- The exercise
State how many lines of the listing below include the word "Дизайн". Give only the number.

--- BEGIN Data records ---

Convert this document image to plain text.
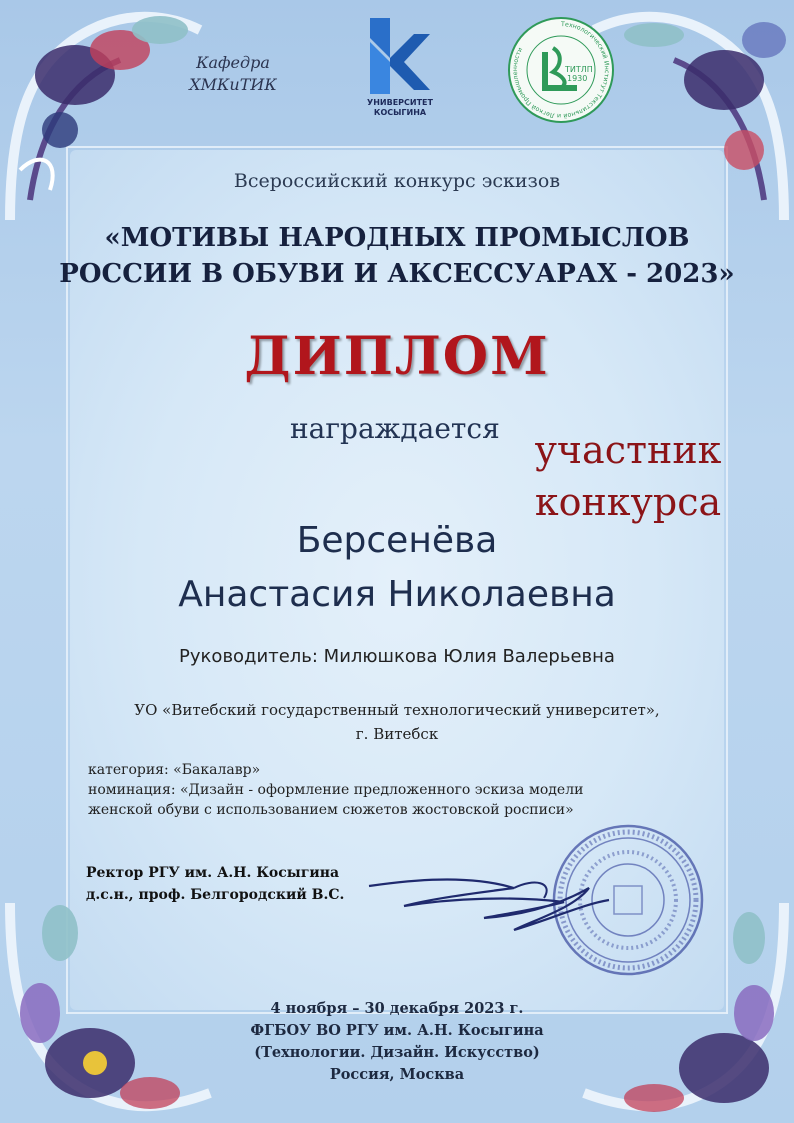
Кафедра
ХМКиТИК
УНИВЕРСИТЕТ
КОСЫГИНА
ТИТЛП
1930
Технологический Институт Текстильной и Легкой Промышленности
Всероссийский конкурс эскизов
«МОТИВЫ НАРОДНЫХ ПРОМЫСЛОВ
РОССИИ В ОБУВИ И АКСЕССУАРАХ - 2023»
ДИПЛОМ
награждается участник
конкурса
Берсенёва
Анастасия Николаевна
Руководитель: Милюшкова Юлия Валерьевна
УО «Витебский государственный технологический университет»,
г. Витебск
категория: «Бакалавр»
номинация: «Дизайн - оформление предложенного эскиза модели
женской обуви с использованием сюжетов жостовской росписи»
Ректор РГУ им. А.Н. Косыгина
д.с.н., проф. Белгородский В.С.
4 ноября – 30 декабря 2023 г.
ФГБОУ ВО РГУ им. А.Н. Косыгина
(Технологии. Дизайн. Искусство)
Россия, Москва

--- END Data records ---

- Answer to the task
2